== Stated task ==
Your answer should be a single number: the count of lines containing the string "ÖLÇÜLERİ".

┄┄┄┄┄┄

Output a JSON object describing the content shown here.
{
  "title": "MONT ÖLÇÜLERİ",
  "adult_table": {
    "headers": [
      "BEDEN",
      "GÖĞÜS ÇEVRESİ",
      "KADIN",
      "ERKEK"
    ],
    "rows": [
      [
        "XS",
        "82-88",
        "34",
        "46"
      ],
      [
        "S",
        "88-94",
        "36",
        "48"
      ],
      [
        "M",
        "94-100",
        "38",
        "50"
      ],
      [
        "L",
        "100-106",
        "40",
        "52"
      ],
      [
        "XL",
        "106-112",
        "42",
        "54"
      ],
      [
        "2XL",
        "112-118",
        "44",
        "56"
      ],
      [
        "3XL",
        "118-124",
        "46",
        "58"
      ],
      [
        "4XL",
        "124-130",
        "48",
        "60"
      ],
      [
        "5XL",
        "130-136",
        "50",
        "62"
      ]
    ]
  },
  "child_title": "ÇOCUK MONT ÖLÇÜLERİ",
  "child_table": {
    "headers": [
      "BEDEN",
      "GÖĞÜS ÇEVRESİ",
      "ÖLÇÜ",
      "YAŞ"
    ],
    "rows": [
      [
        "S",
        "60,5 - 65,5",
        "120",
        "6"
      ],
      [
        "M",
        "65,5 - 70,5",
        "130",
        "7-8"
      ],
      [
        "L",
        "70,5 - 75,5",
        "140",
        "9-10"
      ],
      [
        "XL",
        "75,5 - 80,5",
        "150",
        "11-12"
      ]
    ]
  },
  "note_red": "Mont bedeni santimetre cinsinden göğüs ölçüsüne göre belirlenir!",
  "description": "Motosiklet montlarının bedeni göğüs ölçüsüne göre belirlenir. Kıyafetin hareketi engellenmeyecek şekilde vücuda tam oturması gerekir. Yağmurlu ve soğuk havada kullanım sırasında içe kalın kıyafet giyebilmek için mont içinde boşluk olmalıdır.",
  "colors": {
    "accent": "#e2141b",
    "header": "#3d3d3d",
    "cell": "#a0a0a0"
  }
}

┄┄┄┄┄┄

== Correct output ==
2